Where a line contains the word "title", copy that line.

>> start Provided information

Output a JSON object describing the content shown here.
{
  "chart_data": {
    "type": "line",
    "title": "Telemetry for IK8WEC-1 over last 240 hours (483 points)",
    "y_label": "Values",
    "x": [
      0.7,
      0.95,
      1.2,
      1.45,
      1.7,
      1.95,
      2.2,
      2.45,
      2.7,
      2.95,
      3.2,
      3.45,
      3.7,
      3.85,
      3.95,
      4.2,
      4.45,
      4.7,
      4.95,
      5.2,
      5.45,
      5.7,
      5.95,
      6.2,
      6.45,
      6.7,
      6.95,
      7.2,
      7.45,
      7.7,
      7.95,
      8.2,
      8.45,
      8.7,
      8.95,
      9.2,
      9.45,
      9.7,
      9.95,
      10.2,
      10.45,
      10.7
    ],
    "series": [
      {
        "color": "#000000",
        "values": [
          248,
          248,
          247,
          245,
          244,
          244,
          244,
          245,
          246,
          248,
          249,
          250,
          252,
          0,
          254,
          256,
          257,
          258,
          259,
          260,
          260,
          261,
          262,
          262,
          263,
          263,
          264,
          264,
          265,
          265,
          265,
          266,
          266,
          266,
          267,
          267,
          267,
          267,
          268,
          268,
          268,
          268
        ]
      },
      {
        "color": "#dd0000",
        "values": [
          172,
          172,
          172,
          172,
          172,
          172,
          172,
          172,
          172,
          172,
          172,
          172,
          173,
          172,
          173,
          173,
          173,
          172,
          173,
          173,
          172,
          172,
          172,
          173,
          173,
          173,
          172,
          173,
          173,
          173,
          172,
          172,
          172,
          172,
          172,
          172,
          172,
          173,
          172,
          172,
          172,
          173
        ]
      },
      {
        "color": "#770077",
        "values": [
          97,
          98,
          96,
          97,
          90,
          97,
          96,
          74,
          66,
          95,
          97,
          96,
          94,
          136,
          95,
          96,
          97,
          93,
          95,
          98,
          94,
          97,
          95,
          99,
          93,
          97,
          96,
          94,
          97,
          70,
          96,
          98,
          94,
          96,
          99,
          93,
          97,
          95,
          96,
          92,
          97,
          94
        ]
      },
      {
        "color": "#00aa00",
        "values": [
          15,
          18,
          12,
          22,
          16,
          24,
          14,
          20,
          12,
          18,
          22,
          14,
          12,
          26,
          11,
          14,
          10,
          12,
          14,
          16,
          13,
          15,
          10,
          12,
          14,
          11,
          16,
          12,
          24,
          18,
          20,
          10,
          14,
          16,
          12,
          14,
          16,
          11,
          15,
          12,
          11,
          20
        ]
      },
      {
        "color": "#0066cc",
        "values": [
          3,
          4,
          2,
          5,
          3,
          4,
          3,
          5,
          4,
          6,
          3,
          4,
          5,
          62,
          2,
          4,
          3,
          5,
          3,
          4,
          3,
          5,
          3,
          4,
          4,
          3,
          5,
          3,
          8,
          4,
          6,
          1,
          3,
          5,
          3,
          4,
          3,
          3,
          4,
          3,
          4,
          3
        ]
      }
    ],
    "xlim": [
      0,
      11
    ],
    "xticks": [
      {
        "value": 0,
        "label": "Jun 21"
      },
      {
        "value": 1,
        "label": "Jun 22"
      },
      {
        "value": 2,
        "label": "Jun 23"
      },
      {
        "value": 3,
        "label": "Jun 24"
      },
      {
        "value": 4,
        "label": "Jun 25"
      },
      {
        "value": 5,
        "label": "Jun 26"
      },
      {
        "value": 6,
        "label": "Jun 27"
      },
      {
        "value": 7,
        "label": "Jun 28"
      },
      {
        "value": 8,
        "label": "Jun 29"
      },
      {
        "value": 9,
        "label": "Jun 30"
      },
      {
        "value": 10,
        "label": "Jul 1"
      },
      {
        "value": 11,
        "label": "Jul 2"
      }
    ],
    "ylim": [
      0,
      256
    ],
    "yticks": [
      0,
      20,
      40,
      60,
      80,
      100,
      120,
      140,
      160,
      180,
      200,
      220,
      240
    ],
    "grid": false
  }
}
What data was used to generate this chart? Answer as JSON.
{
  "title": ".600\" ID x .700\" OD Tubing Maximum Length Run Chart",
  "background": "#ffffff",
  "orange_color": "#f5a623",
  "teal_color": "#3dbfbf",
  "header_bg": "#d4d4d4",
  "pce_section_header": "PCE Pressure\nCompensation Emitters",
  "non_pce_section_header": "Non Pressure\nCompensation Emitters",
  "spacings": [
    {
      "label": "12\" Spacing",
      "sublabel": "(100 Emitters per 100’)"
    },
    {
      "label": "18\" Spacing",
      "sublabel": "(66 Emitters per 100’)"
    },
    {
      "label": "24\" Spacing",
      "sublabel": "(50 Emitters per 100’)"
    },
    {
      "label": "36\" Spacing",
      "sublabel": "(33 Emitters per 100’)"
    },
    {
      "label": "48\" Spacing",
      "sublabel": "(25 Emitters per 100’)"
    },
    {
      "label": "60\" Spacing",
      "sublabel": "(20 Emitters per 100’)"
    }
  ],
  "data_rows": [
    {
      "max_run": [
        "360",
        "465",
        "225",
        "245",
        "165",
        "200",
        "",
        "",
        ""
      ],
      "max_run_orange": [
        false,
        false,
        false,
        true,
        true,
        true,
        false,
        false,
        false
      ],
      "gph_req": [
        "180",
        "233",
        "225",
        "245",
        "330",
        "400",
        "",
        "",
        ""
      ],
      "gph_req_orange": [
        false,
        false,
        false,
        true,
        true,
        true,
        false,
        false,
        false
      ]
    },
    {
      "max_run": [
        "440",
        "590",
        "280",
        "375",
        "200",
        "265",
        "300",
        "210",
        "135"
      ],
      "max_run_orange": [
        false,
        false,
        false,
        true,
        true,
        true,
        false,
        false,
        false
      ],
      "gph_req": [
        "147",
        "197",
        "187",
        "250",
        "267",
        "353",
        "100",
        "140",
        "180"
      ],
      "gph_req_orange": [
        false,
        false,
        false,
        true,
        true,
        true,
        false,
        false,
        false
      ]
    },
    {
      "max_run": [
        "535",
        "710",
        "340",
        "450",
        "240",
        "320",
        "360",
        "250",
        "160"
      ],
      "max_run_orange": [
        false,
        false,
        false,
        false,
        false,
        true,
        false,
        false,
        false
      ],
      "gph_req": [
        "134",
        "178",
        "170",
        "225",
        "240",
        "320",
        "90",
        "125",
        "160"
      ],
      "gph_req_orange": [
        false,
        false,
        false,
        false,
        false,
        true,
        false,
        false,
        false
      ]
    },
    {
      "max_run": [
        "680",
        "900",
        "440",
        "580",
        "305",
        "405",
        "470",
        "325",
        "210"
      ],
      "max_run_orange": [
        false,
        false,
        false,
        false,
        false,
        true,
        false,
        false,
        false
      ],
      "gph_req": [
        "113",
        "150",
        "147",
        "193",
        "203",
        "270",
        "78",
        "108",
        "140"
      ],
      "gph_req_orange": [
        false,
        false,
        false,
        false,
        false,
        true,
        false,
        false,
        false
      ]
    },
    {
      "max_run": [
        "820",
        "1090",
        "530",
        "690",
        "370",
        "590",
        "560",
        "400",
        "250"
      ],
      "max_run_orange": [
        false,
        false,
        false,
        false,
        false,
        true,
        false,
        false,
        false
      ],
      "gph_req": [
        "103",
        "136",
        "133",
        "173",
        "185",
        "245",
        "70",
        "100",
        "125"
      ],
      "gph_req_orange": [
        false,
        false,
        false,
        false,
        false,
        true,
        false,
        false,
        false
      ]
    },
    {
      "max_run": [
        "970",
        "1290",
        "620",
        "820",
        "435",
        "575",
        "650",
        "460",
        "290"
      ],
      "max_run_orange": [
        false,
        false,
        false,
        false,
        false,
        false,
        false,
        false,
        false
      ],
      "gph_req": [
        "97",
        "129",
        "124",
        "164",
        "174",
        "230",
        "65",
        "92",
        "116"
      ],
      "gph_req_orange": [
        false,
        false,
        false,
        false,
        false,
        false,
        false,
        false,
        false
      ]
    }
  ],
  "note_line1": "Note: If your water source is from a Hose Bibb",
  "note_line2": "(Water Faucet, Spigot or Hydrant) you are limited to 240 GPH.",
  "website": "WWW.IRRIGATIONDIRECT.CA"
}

>> end Provided information

#### [Correct output]
    "title": "Telemetry for IK8WEC-1 over last 240 hours (483 points)",
  "title": ".600\" ID x .700\" OD Tubing Maximum Length Run Chart",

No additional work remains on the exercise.